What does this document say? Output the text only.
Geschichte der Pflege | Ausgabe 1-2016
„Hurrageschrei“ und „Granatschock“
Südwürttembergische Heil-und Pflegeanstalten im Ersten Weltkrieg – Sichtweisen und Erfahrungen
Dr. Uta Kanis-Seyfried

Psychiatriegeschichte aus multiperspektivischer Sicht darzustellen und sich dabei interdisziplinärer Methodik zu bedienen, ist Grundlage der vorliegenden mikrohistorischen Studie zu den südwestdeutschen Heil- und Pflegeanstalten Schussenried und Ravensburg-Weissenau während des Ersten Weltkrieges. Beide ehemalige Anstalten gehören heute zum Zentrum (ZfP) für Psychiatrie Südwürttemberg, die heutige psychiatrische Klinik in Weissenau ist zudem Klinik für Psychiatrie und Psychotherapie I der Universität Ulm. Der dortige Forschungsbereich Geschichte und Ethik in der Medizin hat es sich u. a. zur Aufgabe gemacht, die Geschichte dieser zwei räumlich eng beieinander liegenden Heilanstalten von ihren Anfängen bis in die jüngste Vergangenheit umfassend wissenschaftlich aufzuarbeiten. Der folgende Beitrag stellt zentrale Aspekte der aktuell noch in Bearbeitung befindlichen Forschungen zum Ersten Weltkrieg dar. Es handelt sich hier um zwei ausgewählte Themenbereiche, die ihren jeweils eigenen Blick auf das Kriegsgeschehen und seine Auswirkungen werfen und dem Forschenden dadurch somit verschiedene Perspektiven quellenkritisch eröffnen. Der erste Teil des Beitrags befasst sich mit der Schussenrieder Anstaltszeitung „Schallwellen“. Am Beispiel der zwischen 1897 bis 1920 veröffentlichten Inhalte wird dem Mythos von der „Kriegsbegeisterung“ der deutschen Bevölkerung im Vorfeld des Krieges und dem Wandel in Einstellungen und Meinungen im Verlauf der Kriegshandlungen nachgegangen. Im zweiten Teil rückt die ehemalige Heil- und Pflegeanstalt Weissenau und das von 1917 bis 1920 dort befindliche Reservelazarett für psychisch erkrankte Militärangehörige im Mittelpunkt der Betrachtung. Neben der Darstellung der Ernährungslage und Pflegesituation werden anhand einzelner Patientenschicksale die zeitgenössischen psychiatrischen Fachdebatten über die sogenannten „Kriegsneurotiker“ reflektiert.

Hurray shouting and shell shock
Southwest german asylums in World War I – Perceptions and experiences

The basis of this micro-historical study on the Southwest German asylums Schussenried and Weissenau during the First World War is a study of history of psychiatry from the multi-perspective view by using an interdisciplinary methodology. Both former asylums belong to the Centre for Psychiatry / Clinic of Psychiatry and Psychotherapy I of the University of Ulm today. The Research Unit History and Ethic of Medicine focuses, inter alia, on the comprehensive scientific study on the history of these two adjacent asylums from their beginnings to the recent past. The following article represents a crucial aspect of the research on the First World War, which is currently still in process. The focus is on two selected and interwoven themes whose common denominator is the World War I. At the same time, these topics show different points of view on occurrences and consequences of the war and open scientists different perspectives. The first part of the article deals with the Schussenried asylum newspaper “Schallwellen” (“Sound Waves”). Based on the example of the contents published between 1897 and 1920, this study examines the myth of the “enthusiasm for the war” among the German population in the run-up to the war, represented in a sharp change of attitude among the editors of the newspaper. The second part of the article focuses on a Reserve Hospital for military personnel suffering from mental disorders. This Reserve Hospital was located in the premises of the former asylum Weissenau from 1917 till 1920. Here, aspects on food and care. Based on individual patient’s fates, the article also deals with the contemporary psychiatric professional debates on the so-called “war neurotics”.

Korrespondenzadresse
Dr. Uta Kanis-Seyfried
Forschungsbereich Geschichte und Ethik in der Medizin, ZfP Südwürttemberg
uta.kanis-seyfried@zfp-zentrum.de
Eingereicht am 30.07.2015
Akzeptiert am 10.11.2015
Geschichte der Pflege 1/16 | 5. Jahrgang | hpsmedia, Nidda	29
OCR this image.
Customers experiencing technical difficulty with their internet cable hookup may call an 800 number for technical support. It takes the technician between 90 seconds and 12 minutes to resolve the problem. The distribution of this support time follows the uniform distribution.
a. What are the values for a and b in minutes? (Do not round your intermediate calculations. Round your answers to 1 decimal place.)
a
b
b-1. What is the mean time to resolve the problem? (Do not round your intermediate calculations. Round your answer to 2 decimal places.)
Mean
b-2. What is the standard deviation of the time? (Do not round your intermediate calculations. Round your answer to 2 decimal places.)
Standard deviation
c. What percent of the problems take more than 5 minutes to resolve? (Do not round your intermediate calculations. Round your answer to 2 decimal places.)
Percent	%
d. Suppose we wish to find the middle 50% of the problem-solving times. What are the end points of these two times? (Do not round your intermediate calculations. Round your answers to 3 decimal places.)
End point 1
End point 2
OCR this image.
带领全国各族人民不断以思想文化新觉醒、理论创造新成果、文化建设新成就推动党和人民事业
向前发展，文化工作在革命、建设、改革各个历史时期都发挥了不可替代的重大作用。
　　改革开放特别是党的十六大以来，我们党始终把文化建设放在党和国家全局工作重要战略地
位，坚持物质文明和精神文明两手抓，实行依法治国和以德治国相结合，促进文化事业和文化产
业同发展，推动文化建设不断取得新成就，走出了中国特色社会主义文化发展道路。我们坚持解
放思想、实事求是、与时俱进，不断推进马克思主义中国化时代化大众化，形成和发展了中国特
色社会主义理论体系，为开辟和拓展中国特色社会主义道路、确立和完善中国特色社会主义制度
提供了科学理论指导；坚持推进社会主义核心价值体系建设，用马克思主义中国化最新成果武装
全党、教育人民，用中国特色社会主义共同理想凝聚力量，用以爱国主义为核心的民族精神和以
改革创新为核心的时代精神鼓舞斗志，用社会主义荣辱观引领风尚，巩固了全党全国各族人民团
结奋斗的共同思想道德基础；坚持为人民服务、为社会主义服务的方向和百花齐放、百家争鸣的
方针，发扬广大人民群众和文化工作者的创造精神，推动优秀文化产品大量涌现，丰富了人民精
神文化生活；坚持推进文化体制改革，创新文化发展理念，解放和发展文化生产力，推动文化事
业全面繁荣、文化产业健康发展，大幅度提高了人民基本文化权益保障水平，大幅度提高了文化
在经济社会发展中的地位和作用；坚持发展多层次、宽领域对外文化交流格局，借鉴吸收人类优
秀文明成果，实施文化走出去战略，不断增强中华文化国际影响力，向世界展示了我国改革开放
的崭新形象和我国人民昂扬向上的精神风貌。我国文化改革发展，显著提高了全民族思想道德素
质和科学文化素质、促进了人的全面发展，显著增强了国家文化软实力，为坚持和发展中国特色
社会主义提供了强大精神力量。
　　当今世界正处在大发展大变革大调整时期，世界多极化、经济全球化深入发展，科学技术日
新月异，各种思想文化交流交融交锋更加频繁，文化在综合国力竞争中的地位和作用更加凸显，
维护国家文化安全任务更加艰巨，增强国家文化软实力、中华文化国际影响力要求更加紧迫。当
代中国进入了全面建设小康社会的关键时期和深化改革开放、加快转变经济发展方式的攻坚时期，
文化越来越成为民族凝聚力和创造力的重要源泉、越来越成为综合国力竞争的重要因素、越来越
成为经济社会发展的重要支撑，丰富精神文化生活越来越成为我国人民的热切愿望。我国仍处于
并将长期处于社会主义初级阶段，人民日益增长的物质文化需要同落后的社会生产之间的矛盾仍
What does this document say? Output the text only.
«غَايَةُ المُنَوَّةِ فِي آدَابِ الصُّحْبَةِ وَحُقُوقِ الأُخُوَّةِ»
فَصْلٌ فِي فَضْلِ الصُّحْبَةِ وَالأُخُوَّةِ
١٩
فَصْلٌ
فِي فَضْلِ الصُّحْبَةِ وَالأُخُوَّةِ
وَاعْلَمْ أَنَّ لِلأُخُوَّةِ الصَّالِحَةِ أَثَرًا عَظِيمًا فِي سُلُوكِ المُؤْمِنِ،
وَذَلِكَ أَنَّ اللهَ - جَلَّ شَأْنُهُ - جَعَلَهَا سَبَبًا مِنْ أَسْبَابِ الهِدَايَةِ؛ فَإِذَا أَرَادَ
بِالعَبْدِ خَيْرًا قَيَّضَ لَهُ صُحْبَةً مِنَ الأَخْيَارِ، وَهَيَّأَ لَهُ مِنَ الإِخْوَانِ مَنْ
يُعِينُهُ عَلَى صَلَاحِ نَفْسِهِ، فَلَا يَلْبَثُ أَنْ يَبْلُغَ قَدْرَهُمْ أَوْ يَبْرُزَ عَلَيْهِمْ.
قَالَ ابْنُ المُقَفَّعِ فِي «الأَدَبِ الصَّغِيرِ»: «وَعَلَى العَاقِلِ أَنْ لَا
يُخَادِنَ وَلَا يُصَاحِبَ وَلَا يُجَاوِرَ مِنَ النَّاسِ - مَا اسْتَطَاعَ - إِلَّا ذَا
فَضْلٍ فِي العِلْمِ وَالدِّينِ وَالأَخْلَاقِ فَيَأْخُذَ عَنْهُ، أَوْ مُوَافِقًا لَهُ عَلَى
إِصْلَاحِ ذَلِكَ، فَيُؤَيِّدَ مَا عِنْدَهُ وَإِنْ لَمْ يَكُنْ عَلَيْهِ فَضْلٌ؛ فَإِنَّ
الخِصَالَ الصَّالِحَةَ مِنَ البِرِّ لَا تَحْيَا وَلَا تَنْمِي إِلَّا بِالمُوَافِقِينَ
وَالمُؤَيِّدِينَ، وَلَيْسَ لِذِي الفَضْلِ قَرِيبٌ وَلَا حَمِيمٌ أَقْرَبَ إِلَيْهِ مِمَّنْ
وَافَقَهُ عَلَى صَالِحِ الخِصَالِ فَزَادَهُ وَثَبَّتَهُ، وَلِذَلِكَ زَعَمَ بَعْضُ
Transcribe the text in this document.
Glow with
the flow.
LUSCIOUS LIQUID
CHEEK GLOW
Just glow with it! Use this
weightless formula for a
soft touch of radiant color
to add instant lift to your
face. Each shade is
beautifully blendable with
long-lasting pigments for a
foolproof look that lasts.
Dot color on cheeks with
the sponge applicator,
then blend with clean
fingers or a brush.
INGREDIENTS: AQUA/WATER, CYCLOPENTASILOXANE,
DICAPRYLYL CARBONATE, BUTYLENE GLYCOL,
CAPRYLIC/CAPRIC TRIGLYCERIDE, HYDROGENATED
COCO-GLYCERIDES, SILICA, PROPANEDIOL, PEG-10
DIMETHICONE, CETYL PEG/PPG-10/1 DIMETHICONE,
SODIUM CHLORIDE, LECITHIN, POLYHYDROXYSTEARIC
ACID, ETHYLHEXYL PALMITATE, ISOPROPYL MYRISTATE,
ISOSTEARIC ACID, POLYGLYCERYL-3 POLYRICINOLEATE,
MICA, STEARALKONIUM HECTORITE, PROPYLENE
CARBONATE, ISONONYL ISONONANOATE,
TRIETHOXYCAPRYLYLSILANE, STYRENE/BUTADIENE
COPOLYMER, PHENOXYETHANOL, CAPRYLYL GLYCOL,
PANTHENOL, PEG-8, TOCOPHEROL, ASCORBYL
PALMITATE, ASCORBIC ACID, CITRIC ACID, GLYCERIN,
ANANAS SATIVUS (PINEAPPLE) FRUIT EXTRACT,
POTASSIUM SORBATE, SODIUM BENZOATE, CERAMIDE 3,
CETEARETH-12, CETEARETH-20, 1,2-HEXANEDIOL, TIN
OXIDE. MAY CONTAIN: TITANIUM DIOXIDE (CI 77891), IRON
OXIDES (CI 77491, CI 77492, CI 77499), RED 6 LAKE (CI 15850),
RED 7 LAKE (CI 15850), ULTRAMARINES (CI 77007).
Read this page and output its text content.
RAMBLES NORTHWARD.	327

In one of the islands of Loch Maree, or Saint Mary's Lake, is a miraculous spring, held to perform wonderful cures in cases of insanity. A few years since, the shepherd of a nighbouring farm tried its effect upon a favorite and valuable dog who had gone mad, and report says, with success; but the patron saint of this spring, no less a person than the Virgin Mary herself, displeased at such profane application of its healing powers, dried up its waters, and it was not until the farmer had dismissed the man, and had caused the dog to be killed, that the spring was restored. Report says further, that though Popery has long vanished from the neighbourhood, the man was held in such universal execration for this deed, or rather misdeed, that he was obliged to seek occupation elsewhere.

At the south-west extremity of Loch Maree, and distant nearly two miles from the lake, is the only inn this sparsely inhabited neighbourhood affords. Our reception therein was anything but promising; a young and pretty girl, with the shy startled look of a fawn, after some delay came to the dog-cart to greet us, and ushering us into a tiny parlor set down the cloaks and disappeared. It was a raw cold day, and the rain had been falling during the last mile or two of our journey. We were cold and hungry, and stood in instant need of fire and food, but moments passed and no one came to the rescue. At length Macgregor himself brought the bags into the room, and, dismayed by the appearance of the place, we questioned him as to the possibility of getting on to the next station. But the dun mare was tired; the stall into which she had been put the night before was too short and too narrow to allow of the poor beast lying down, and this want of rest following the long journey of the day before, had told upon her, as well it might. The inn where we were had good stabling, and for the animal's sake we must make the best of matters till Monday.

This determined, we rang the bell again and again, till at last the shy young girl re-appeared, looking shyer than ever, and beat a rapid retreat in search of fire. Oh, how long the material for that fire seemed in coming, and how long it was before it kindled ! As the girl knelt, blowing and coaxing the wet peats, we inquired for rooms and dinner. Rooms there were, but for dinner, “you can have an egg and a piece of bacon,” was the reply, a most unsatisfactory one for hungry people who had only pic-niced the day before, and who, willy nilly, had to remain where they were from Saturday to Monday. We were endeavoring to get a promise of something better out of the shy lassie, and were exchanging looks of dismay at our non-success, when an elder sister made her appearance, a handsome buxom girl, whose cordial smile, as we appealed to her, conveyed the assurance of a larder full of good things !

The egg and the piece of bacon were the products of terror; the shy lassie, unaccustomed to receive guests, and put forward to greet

————

=== Aim of the exercise ===
Copy out the lines in which the string "SODIUM" appears.

=== Solution for this exercise ===
SODIUM CHLORIDE, LECITHIN, POLYHYDROXYSTEARIC
POTASSIUM SORBATE, SODIUM BENZOATE, CERAMIDE 3,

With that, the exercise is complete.